YOUR GOAL: Gather all lines with "name" from the records.

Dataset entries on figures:
——

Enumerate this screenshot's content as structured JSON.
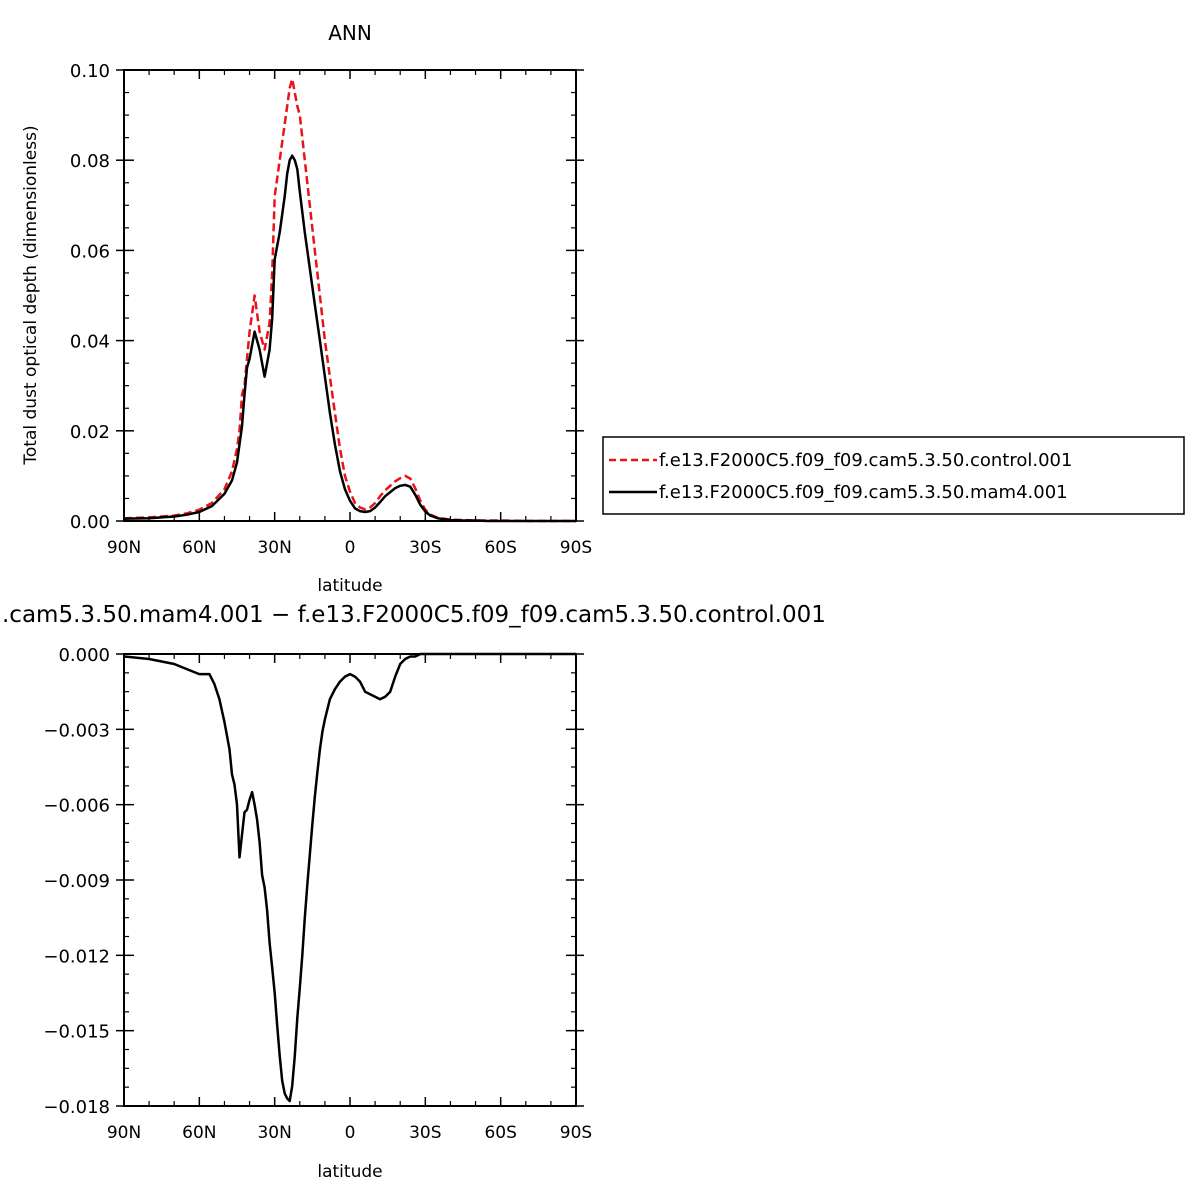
{
  "top_title": "ANN",
  "bottom_title": ".cam5.3.50.mam4.001 − f.e13.F2000C5.f09_f09.cam5.3.50.control.001",
  "legend": {
    "entries": [
      {
        "label": "f.e13.F2000C5.f09_f09.cam5.3.50.control.001",
        "color": "#e8141a",
        "dash": true
      },
      {
        "label": "f.e13.F2000C5.f09_f09.cam5.3.50.mam4.001",
        "color": "#000000",
        "dash": false
      }
    ]
  },
  "chart_data": [
    {
      "type": "line",
      "title": "ANN",
      "xlabel": "latitude",
      "ylabel": "Total dust optical depth (dimensionless)",
      "xlim": [
        90,
        -90
      ],
      "ylim": [
        0,
        0.1
      ],
      "x_ticks": [
        90,
        60,
        30,
        0,
        -30,
        -60,
        -90
      ],
      "x_tick_labels": [
        "90N",
        "60N",
        "30N",
        "0",
        "30S",
        "60S",
        "90S"
      ],
      "y_ticks": [
        0,
        0.02,
        0.04,
        0.06,
        0.08,
        0.1
      ],
      "y_tick_labels": [
        "0.00",
        "0.02",
        "0.04",
        "0.06",
        "0.08",
        "0.10"
      ],
      "series": [
        {
          "name": "f.e13.F2000C5.f09_f09.cam5.3.50.control.001",
          "color": "#e8141a",
          "x": [
            90,
            80,
            70,
            65,
            60,
            55,
            50,
            47,
            45,
            44,
            43,
            42,
            41,
            40,
            38,
            36,
            34,
            32,
            31,
            30,
            28,
            26,
            25,
            24,
            23,
            22,
            21,
            20,
            18,
            16,
            14,
            12,
            10,
            8,
            6,
            4,
            2,
            0,
            -2,
            -4,
            -6,
            -8,
            -10,
            -12,
            -14,
            -16,
            -18,
            -20,
            -22,
            -24,
            -26,
            -28,
            -30,
            -32,
            -35,
            -40,
            -45,
            -50,
            -55,
            -60,
            -70,
            -80,
            -90
          ],
          "y": [
            0.0006,
            0.0008,
            0.0012,
            0.0017,
            0.0025,
            0.004,
            0.007,
            0.011,
            0.016,
            0.02,
            0.028,
            0.03,
            0.036,
            0.042,
            0.05,
            0.042,
            0.038,
            0.044,
            0.055,
            0.072,
            0.08,
            0.088,
            0.092,
            0.096,
            0.098,
            0.095,
            0.092,
            0.09,
            0.08,
            0.07,
            0.06,
            0.05,
            0.04,
            0.032,
            0.024,
            0.016,
            0.01,
            0.0065,
            0.004,
            0.003,
            0.0026,
            0.003,
            0.004,
            0.0055,
            0.0068,
            0.0078,
            0.0088,
            0.0095,
            0.01,
            0.0094,
            0.0072,
            0.0045,
            0.0025,
            0.0014,
            0.0007,
            0.0003,
            0.0002,
            0.0001,
            0.0001,
            0.0001,
            0.0,
            0.0,
            0.0
          ]
        },
        {
          "name": "f.e13.F2000C5.f09_f09.cam5.3.50.mam4.001",
          "color": "#000000",
          "x": [
            90,
            80,
            70,
            65,
            60,
            55,
            50,
            47,
            45,
            44,
            43,
            42,
            41,
            40,
            38,
            36,
            34,
            32,
            31,
            30,
            28,
            26,
            25,
            24,
            23,
            22,
            21,
            20,
            18,
            16,
            14,
            12,
            10,
            8,
            6,
            4,
            2,
            0,
            -2,
            -4,
            -6,
            -8,
            -10,
            -12,
            -14,
            -16,
            -18,
            -20,
            -22,
            -24,
            -26,
            -28,
            -30,
            -32,
            -35,
            -40,
            -45,
            -50,
            -55,
            -60,
            -70,
            -80,
            -90
          ],
          "y": [
            0.0005,
            0.0006,
            0.001,
            0.0014,
            0.002,
            0.0033,
            0.006,
            0.009,
            0.013,
            0.017,
            0.021,
            0.028,
            0.034,
            0.036,
            0.042,
            0.038,
            0.032,
            0.038,
            0.045,
            0.058,
            0.064,
            0.072,
            0.077,
            0.08,
            0.081,
            0.08,
            0.078,
            0.073,
            0.064,
            0.056,
            0.048,
            0.04,
            0.032,
            0.024,
            0.017,
            0.011,
            0.007,
            0.0045,
            0.0028,
            0.0022,
            0.002,
            0.0022,
            0.003,
            0.0042,
            0.0055,
            0.0064,
            0.0073,
            0.0078,
            0.008,
            0.0076,
            0.0058,
            0.0036,
            0.0021,
            0.0012,
            0.0006,
            0.0002,
            0.0001,
            0.0001,
            0.0,
            0.0,
            0.0,
            0.0,
            0.0
          ]
        }
      ]
    },
    {
      "type": "line",
      "title": ".cam5.3.50.mam4.001 − f.e13.F2000C5.f09_f09.cam5.3.50.control.001",
      "xlabel": "latitude",
      "ylabel": "",
      "xlim": [
        90,
        -90
      ],
      "ylim": [
        -0.018,
        0.0
      ],
      "x_ticks": [
        90,
        60,
        30,
        0,
        -30,
        -60,
        -90
      ],
      "x_tick_labels": [
        "90N",
        "60N",
        "30N",
        "0",
        "30S",
        "60S",
        "90S"
      ],
      "y_ticks": [
        0.0,
        -0.003,
        -0.006,
        -0.009,
        -0.012,
        -0.015,
        -0.018
      ],
      "y_tick_labels": [
        "0.000",
        "−0.003",
        "−0.006",
        "−0.009",
        "−0.012",
        "−0.015",
        "−0.018"
      ],
      "series": [
        {
          "color": "#000000",
          "x": [
            90,
            80,
            70,
            65,
            60,
            56,
            54,
            52,
            50,
            48,
            47,
            46,
            45,
            44,
            43,
            42,
            41,
            40,
            39,
            38,
            37,
            36,
            35,
            34,
            33,
            32,
            31,
            30,
            29,
            28,
            27,
            26,
            25,
            24,
            23,
            22,
            21,
            20,
            19,
            18,
            17,
            16,
            15,
            14,
            13,
            12,
            11,
            10,
            8,
            6,
            4,
            2,
            0,
            -2,
            -4,
            -6,
            -8,
            -10,
            -12,
            -14,
            -16,
            -18,
            -20,
            -22,
            -24,
            -26,
            -28,
            -30,
            -32,
            -34,
            -36,
            -40,
            -45,
            -50,
            -60,
            -70,
            -80,
            -90
          ],
          "y": [
            -0.0001,
            -0.0002,
            -0.0004,
            -0.0006,
            -0.0008,
            -0.0008,
            -0.0012,
            -0.0018,
            -0.0027,
            -0.0038,
            -0.0048,
            -0.0052,
            -0.006,
            -0.0081,
            -0.0072,
            -0.0063,
            -0.0062,
            -0.0058,
            -0.0055,
            -0.006,
            -0.0066,
            -0.0075,
            -0.0088,
            -0.0093,
            -0.0102,
            -0.0115,
            -0.0125,
            -0.0135,
            -0.0148,
            -0.016,
            -0.017,
            -0.0175,
            -0.0177,
            -0.0178,
            -0.0172,
            -0.016,
            -0.0145,
            -0.0133,
            -0.012,
            -0.0105,
            -0.0092,
            -0.008,
            -0.0068,
            -0.0057,
            -0.0047,
            -0.0038,
            -0.0031,
            -0.0026,
            -0.0018,
            -0.0014,
            -0.0011,
            -0.0009,
            -0.0008,
            -0.0009,
            -0.0011,
            -0.0015,
            -0.0016,
            -0.0017,
            -0.0018,
            -0.0017,
            -0.0015,
            -0.0009,
            -0.0004,
            -0.0002,
            -0.0001,
            -0.0001,
            0.0,
            0.0,
            0.0,
            0.0,
            0.0,
            0.0,
            0.0,
            0.0,
            0.0,
            0.0,
            0.0,
            0.0
          ]
        }
      ]
    }
  ]
}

——

REPLY:
          "name": "f.e13.F2000C5.f09_f09.cam5.3.50.control.001",
          "name": "f.e13.F2000C5.f09_f09.cam5.3.50.mam4.001",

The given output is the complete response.